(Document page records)
# # # # # # #

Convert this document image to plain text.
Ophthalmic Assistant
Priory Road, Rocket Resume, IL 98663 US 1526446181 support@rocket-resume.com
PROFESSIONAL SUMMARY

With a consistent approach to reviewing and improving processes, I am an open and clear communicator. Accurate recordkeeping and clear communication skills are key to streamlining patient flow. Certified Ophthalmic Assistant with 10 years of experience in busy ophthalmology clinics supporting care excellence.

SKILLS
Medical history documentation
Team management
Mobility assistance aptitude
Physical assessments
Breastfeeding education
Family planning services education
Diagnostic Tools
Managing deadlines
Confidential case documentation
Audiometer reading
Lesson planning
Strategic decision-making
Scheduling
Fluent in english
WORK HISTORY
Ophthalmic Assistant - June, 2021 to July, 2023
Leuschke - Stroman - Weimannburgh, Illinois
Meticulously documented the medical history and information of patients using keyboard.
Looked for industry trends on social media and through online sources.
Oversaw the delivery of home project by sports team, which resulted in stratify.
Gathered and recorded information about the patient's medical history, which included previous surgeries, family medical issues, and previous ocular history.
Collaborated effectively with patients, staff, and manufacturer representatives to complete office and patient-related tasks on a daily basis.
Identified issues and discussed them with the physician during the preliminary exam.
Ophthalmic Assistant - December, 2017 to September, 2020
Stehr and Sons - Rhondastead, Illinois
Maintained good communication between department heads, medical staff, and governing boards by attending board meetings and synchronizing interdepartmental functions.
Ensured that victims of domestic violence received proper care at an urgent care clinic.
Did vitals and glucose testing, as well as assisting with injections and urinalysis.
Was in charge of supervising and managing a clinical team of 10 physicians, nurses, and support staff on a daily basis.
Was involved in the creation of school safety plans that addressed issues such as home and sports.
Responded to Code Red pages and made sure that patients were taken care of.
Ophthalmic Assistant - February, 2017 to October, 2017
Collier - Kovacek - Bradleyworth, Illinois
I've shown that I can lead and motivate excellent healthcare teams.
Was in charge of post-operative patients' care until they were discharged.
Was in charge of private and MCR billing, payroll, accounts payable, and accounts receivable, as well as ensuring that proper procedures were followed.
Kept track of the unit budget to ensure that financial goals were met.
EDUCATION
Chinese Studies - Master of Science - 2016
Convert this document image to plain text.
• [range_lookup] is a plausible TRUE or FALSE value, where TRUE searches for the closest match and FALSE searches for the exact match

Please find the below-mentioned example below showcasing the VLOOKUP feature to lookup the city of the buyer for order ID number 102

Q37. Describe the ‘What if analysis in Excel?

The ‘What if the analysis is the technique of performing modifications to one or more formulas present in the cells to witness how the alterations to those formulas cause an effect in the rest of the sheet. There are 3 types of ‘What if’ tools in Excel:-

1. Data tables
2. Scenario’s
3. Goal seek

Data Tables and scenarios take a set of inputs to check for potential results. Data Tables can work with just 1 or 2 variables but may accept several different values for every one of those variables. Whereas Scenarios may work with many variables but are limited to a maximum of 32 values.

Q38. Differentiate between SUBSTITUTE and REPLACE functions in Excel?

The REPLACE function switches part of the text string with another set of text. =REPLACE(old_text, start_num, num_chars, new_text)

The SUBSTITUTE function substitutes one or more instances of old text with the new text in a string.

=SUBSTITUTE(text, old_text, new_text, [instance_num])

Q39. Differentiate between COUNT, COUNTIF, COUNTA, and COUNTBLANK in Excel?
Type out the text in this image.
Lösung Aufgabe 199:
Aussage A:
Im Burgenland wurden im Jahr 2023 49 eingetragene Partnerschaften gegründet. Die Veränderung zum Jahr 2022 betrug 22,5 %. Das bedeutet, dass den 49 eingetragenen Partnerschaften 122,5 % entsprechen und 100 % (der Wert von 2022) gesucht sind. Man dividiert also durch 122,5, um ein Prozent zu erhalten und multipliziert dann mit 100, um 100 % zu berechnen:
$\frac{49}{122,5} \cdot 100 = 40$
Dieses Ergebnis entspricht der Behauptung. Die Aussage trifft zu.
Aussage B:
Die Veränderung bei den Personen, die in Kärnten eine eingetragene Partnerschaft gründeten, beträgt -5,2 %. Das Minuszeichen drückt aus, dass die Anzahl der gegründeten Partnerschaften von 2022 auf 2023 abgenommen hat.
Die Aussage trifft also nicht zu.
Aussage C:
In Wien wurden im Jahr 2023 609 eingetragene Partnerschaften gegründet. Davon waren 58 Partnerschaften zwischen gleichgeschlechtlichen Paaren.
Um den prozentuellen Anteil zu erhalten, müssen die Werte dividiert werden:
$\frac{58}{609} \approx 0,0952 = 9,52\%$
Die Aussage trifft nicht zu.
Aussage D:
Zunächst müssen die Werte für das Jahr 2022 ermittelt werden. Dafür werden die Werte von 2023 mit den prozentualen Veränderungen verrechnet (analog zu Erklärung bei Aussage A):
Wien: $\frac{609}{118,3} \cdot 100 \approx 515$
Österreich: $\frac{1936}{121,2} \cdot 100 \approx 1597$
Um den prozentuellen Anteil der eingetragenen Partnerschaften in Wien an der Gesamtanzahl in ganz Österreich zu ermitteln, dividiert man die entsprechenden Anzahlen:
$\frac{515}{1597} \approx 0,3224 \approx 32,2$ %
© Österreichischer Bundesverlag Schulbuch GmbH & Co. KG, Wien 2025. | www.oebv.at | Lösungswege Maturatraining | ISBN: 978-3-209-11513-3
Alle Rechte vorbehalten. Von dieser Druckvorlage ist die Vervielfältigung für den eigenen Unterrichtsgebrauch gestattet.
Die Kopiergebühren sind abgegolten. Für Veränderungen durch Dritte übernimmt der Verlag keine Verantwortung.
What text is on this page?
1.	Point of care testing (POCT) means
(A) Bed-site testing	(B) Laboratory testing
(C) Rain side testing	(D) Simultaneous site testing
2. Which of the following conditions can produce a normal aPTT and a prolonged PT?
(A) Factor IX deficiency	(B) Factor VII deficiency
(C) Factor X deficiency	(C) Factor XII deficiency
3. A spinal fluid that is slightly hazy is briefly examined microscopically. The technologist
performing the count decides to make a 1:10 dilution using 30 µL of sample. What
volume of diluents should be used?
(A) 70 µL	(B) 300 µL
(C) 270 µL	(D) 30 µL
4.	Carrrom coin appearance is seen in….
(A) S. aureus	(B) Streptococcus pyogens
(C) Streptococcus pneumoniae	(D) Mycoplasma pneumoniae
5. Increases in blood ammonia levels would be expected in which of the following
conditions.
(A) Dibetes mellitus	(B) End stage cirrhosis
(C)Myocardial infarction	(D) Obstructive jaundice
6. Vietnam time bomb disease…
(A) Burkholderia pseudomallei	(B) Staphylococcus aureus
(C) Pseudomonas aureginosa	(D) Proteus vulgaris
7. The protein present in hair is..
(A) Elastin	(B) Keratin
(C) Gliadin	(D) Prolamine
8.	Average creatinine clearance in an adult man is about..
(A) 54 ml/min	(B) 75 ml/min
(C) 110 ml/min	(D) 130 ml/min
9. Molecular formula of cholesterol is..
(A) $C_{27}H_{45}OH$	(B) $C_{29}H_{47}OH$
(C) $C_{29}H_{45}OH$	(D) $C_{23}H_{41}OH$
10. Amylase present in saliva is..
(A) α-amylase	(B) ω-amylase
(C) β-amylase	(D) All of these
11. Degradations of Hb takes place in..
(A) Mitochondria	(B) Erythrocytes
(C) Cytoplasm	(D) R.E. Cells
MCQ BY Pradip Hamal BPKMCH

# # # # # # #

### WHAT THE TASK ASKS
All the records, from the first line to the last: repeat them exactly.

### RESULT
Convert this document image to plain text.
Ophthalmic Assistant
Priory Road, Rocket Resume, IL 98663 US 1526446181 support@rocket-resume.com
PROFESSIONAL SUMMARY

With a consistent approach to reviewing and improving processes, I am an open and clear communicator. Accurate recordkeeping and clear communication skills are key to streamlining patient flow. Certified Ophthalmic Assistant with 10 years of experience in busy ophthalmology clinics supporting care excellence.

SKILLS
Medical history documentation
Team management
Mobility assistance aptitude
Physical assessments
Breastfeeding education
Family planning services education
Diagnostic Tools
Managing deadlines
Confidential case documentation
Audiometer reading
Lesson planning
Strategic decision-making
Scheduling
Fluent in english
WORK HISTORY
Ophthalmic Assistant - June, 2021 to July, 2023
Leuschke - Stroman - Weimannburgh, Illinois
Meticulously documented the medical history and information of patients using keyboard.
Looked for industry trends on social media and through online sources.
Oversaw the delivery of home project by sports team, which resulted in stratify.
Gathered and recorded information about the patient's medical history, which included previous surgeries, family medical issues, and previous ocular history.
Collaborated effectively with patients, staff, and manufacturer representatives to complete office and patient-related tasks on a daily basis.
Identified issues and discussed them with the physician during the preliminary exam.
Ophthalmic Assistant - December, 2017 to September, 2020
Stehr and Sons - Rhondastead, Illinois
Maintained good communication between department heads, medical staff, and governing boards by attending board meetings and synchronizing interdepartmental functions.
Ensured that victims of domestic violence received proper care at an urgent care clinic.
Did vitals and glucose testing, as well as assisting with injections and urinalysis.
Was in charge of supervising and managing a clinical team of 10 physicians, nurses, and support staff on a daily basis.
Was involved in the creation of school safety plans that addressed issues such as home and sports.
Responded to Code Red pages and made sure that patients were taken care of.
Ophthalmic Assistant - February, 2017 to October, 2017
Collier - Kovacek - Bradleyworth, Illinois
I've shown that I can lead and motivate excellent healthcare teams.
Was in charge of post-operative patients' care until they were discharged.
Was in charge of private and MCR billing, payroll, accounts payable, and accounts receivable, as well as ensuring that proper procedures were followed.
Kept track of the unit budget to ensure that financial goals were met.
EDUCATION
Chinese Studies - Master of Science - 2016
Convert this document image to plain text.
• [range_lookup] is a plausible TRUE or FALSE value, where TRUE searches for the closest match and FALSE searches for the exact match

Please find the below-mentioned example below showcasing the VLOOKUP feature to lookup the city of the buyer for order ID number 102

Q37. Describe the ‘What if analysis in Excel?

The ‘What if the analysis is the technique of performing modifications to one or more formulas present in the cells to witness how the alterations to those formulas cause an effect in the rest of the sheet. There are 3 types of ‘What if’ tools in Excel:-

1. Data tables
2. Scenario’s
3. Goal seek

Data Tables and scenarios take a set of inputs to check for potential results. Data Tables can work with just 1 or 2 variables but may accept several different values for every one of those variables. Whereas Scenarios may work with many variables but are limited to a maximum of 32 values.

Q38. Differentiate between SUBSTITUTE and REPLACE functions in Excel?

The REPLACE function switches part of the text string with another set of text. =REPLACE(old_text, start_num, num_chars, new_text)

The SUBSTITUTE function substitutes one or more instances of old text with the new text in a string.

=SUBSTITUTE(text, old_text, new_text, [instance_num])

Q39. Differentiate between COUNT, COUNTIF, COUNTA, and COUNTBLANK in Excel?
Type out the text in this image.
Lösung Aufgabe 199:
Aussage A:
Im Burgenland wurden im Jahr 2023 49 eingetragene Partnerschaften gegründet. Die Veränderung zum Jahr 2022 betrug 22,5 %. Das bedeutet, dass den 49 eingetragenen Partnerschaften 122,5 % entsprechen und 100 % (der Wert von 2022) gesucht sind. Man dividiert also durch 122,5, um ein Prozent zu erhalten und multipliziert dann mit 100, um 100 % zu berechnen:
$\frac{49}{122,5} \cdot 100 = 40$
Dieses Ergebnis entspricht der Behauptung. Die Aussage trifft zu.
Aussage B:
Die Veränderung bei den Personen, die in Kärnten eine eingetragene Partnerschaft gründeten, beträgt -5,2 %. Das Minuszeichen drückt aus, dass die Anzahl der gegründeten Partnerschaften von 2022 auf 2023 abgenommen hat.
Die Aussage trifft also nicht zu.
Aussage C:
In Wien wurden im Jahr 2023 609 eingetragene Partnerschaften gegründet. Davon waren 58 Partnerschaften zwischen gleichgeschlechtlichen Paaren.
Um den prozentuellen Anteil zu erhalten, müssen die Werte dividiert werden:
$\frac{58}{609} \approx 0,0952 = 9,52\%$
Die Aussage trifft nicht zu.
Aussage D:
Zunächst müssen die Werte für das Jahr 2022 ermittelt werden. Dafür werden die Werte von 2023 mit den prozentualen Veränderungen verrechnet (analog zu Erklärung bei Aussage A):
Wien: $\frac{609}{118,3} \cdot 100 \approx 515$
Österreich: $\frac{1936}{121,2} \cdot 100 \approx 1597$
Um den prozentuellen Anteil der eingetragenen Partnerschaften in Wien an der Gesamtanzahl in ganz Österreich zu ermitteln, dividiert man die entsprechenden Anzahlen:
$\frac{515}{1597} \approx 0,3224 \approx 32,2$ %
© Österreichischer Bundesverlag Schulbuch GmbH & Co. KG, Wien 2025. | www.oebv.at | Lösungswege Maturatraining | ISBN: 978-3-209-11513-3
Alle Rechte vorbehalten. Von dieser Druckvorlage ist die Vervielfältigung für den eigenen Unterrichtsgebrauch gestattet.
Die Kopiergebühren sind abgegolten. Für Veränderungen durch Dritte übernimmt der Verlag keine Verantwortung.
What text is on this page?
1.	Point of care testing (POCT) means
(A) Bed-site testing	(B) Laboratory testing
(C) Rain side testing	(D) Simultaneous site testing
2. Which of the following conditions can produce a normal aPTT and a prolonged PT?
(A) Factor IX deficiency	(B) Factor VII deficiency
(C) Factor X deficiency	(C) Factor XII deficiency
3. A spinal fluid that is slightly hazy is briefly examined microscopically. The technologist
performing the count decides to make a 1:10 dilution using 30 µL of sample. What
volume of diluents should be used?
(A) 70 µL	(B) 300 µL
(C) 270 µL	(D) 30 µL
4.	Carrrom coin appearance is seen in….
(A) S. aureus	(B) Streptococcus pyogens
(C) Streptococcus pneumoniae	(D) Mycoplasma pneumoniae
5. Increases in blood ammonia levels would be expected in which of the following
conditions.
(A) Dibetes mellitus	(B) End stage cirrhosis
(C)Myocardial infarction	(D) Obstructive jaundice
6. Vietnam time bomb disease…
(A) Burkholderia pseudomallei	(B) Staphylococcus aureus
(C) Pseudomonas aureginosa	(D) Proteus vulgaris
7. The protein present in hair is..
(A) Elastin	(B) Keratin
(C) Gliadin	(D) Prolamine
8.	Average creatinine clearance in an adult man is about..
(A) 54 ml/min	(B) 75 ml/min
(C) 110 ml/min	(D) 130 ml/min
9. Molecular formula of cholesterol is..
(A) $C_{27}H_{45}OH$	(B) $C_{29}H_{47}OH$
(C) $C_{29}H_{45}OH$	(D) $C_{23}H_{41}OH$
10. Amylase present in saliva is..
(A) α-amylase	(B) ω-amylase
(C) β-amylase	(D) All of these
11. Degradations of Hb takes place in..
(A) Mitochondria	(B) Erythrocytes
(C) Cytoplasm	(D) R.E. Cells
MCQ BY Pradip Hamal BPKMCH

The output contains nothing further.